* WRITTEN TASK:
Where a line contains the word "chưa", copy that line in full.

* SOURCE MATERIAL:
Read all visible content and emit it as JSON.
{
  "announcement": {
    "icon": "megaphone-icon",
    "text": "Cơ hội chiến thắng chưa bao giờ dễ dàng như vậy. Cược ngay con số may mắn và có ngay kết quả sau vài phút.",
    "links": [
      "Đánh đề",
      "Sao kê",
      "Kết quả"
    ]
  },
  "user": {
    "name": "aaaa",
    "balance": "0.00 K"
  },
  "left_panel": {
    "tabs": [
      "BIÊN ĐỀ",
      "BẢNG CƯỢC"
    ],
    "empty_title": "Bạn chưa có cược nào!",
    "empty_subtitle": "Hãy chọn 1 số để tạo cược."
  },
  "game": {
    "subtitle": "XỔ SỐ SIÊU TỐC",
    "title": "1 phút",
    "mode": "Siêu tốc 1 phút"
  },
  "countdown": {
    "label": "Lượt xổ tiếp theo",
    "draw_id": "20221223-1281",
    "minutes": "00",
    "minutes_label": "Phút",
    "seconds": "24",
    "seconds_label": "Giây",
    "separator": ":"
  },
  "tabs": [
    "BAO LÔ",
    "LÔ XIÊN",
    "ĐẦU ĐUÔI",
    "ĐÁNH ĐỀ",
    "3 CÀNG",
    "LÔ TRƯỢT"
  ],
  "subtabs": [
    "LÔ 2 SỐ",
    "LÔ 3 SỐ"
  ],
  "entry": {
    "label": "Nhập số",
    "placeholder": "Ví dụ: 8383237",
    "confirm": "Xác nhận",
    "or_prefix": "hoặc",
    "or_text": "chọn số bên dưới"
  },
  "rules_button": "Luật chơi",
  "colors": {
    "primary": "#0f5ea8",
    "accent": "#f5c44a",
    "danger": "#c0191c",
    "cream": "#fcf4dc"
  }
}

* ANSWER TO THIS PROBLEM:
    "text": "Cơ hội chiến thắng chưa bao giờ dễ dàng như vậy. Cược ngay con số may mắn và có ngay kết quả sau vài phút.",
    "empty_title": "Bạn chưa có cược nào!",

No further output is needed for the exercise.